Exercise instructions>
Output the entries below exactly as written, omitting pictures.

[Records]

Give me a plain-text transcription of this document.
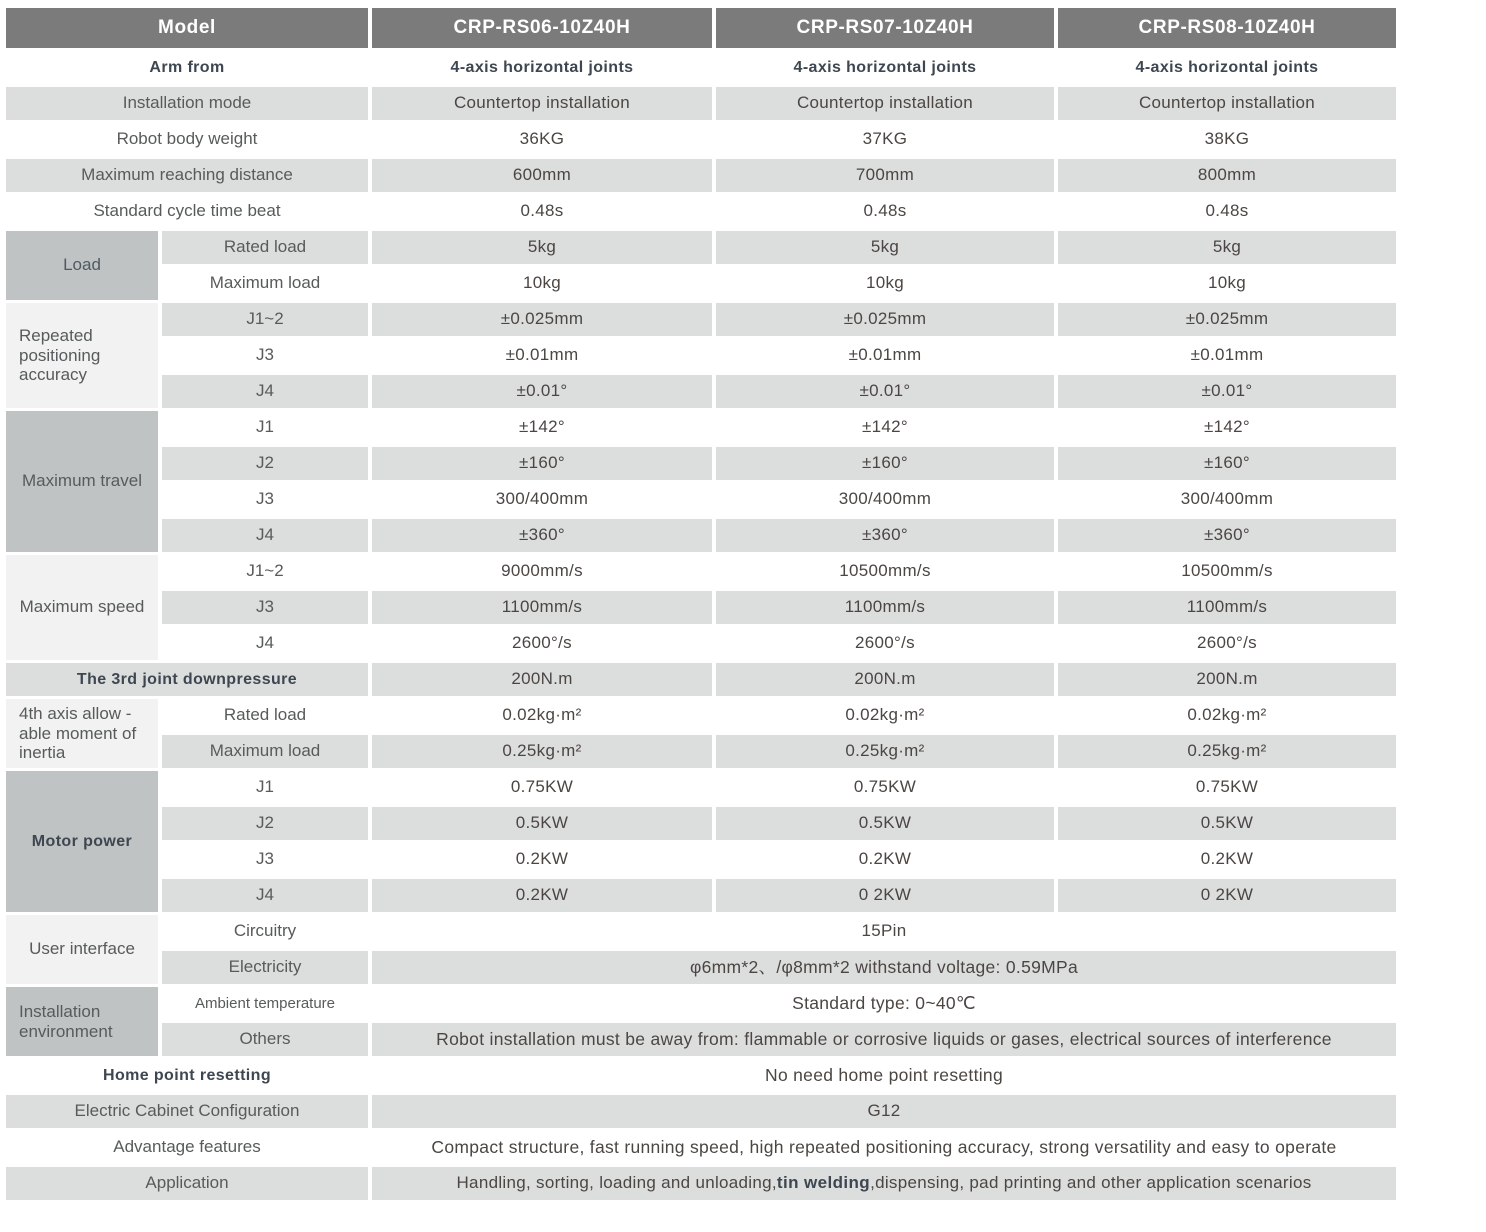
Model	CRP-RS06-10Z40H	CRP-RS07-10Z40H	CRP-RS08-10Z40H
Arm from	4-axis horizontal joints	4-axis horizontal joints	4-axis horizontal joints
Installation mode	Countertop installation	Countertop installation	Countertop installation
Robot body weight	36KG	37KG	38KG
Maximum reaching distance	600mm	700mm	800mm
Standard cycle time beat	0.48s	0.48s	0.48s
Load
Rated load	5kg	5kg	5kg
Maximum load	10kg	10kg	10kg
Repeated positioning accuracy
J1~2	±0.025mm	±0.025mm	±0.025mm
J3	±0.01mm	±0.01mm	±0.01mm
J4	±0.01°	±0.01°	±0.01°
Maximum travel
J1	±142°	±142°	±142°
J2	±160°	±160°	±160°
J3	300/400mm	300/400mm	300/400mm
J4	±360°	±360°	±360°
Maximum speed
J1~2	9000mm/s	10500mm/s	10500mm/s
J3	1100mm/s	1100mm/s	1100mm/s
J4	2600°/s	2600°/s	2600°/s
The 3rd joint downpressure	200N.m	200N.m	200N.m
4th axis allow -able moment of inertia
Rated load	0.02kg·m²	0.02kg·m²	0.02kg·m²
Maximum load	0.25kg·m²	0.25kg·m²	0.25kg·m²
Motor power
J1	0.75KW	0.75KW	0.75KW
J2	0.5KW	0.5KW	0.5KW
J3	0.2KW	0.2KW	0.2KW
J4	0.2KW	0 2KW	0 2KW
User interface
Circuitry	15Pin
Electricity	φ6mm*2、/φ8mm*2 withstand voltage: 0.59MPa
Installation environment
Ambient temperature	Standard type: 0~40℃
Others	Robot installation must be away from: flammable or corrosive liquids or gases, electrical sources of interference
Home point resetting	No need home point resetting
Electric Cabinet Configuration	G12
Advantage features	Compact structure, fast running speed, high repeated positioning accuracy, strong versatility and easy to operate
Application	Handling, sorting, loading and unloading, tin welding ,dispensing, pad printing and other application scenarios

Response>
Give me a plain-text transcription of this document.
Model	CRP-RS06-10Z40H	CRP-RS07-10Z40H	CRP-RS08-10Z40H
Arm from	4-axis horizontal joints	4-axis horizontal joints	4-axis horizontal joints
Installation mode	Countertop installation	Countertop installation	Countertop installation
Robot body weight	36KG	37KG	38KG
Maximum reaching distance	600mm	700mm	800mm
Standard cycle time beat	0.48s	0.48s	0.48s
Load
Rated load	5kg	5kg	5kg
Maximum load	10kg	10kg	10kg
Repeated positioning accuracy
J1~2	±0.025mm	±0.025mm	±0.025mm
J3	±0.01mm	±0.01mm	±0.01mm
J4	±0.01°	±0.01°	±0.01°
Maximum travel
J1	±142°	±142°	±142°
J2	±160°	±160°	±160°
J3	300/400mm	300/400mm	300/400mm
J4	±360°	±360°	±360°
Maximum speed
J1~2	9000mm/s	10500mm/s	10500mm/s
J3	1100mm/s	1100mm/s	1100mm/s
J4	2600°/s	2600°/s	2600°/s
The 3rd joint downpressure	200N.m	200N.m	200N.m
4th axis allow -able moment of inertia
Rated load	0.02kg·m²	0.02kg·m²	0.02kg·m²
Maximum load	0.25kg·m²	0.25kg·m²	0.25kg·m²
Motor power
J1	0.75KW	0.75KW	0.75KW
J2	0.5KW	0.5KW	0.5KW
J3	0.2KW	0.2KW	0.2KW
J4	0.2KW	0 2KW	0 2KW
User interface
Circuitry	15Pin
Electricity	φ6mm*2、/φ8mm*2 withstand voltage: 0.59MPa
Installation environment
Ambient temperature	Standard type: 0~40℃
Others	Robot installation must be away from: flammable or corrosive liquids or gases, electrical sources of interference
Home point resetting	No need home point resetting
Electric Cabinet Configuration	G12
Advantage features	Compact structure, fast running speed, high repeated positioning accuracy, strong versatility and easy to operate
Application	Handling, sorting, loading and unloading, tin welding ,dispensing, pad printing and other application scenarios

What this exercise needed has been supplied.